— PROVIDED INFORMATION —
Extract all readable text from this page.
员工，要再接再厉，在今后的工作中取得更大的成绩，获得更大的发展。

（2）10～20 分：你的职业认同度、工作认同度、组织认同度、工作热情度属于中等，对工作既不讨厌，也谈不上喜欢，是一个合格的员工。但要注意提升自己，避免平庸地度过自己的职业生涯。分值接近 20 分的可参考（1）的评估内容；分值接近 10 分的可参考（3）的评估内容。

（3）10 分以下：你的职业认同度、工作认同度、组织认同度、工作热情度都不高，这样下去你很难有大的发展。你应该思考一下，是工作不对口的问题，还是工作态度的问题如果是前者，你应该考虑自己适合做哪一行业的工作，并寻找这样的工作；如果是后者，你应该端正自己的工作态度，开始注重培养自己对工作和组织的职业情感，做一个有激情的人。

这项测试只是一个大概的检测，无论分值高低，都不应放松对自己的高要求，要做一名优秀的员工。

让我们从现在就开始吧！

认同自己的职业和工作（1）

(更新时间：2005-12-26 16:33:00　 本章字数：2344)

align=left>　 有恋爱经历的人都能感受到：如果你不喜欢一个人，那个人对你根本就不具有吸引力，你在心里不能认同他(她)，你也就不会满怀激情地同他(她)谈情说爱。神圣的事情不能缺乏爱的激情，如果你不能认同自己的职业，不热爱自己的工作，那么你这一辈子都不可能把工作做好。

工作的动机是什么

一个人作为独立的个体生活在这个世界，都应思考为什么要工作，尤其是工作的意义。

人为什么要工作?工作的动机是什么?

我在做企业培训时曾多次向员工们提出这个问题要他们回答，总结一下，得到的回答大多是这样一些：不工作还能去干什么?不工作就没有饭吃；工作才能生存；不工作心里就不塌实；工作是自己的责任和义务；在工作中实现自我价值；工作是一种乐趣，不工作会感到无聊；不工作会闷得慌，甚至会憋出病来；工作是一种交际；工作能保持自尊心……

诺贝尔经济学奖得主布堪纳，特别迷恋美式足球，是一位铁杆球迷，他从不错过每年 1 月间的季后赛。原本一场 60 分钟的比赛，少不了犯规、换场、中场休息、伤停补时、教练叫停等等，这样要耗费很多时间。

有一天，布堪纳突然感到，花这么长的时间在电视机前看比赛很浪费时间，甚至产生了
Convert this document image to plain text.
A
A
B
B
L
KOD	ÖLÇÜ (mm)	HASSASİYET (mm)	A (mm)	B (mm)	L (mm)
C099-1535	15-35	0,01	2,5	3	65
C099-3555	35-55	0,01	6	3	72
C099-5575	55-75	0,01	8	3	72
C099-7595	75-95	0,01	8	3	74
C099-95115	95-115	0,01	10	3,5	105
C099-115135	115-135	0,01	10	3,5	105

— THE REQUEST —
Return, from the data, each line that has the word "工作认同度" in it.

— CORRECT ANSWER —
（2）10～20 分：你的职业认同度、工作认同度、组织认同度、工作热情度属于中等，对工作既不讨厌，也谈不上喜欢，是一个合格的员工。但要注意提升自己，避免平庸地度过自己的职业生涯。分值接近 20 分的可参考（1）的评估内容；分值接近 10 分的可参考（3）的评估内容。
（3）10 分以下：你的职业认同度、工作认同度、组织认同度、工作热情度都不高，这样下去你很难有大的发展。你应该思考一下，是工作不对口的问题，还是工作态度的问题如果是前者，你应该考虑自己适合做哪一行业的工作，并寻找这样的工作；如果是后者，你应该端正自己的工作态度，开始注重培养自己对工作和组织的职业情感，做一个有激情的人。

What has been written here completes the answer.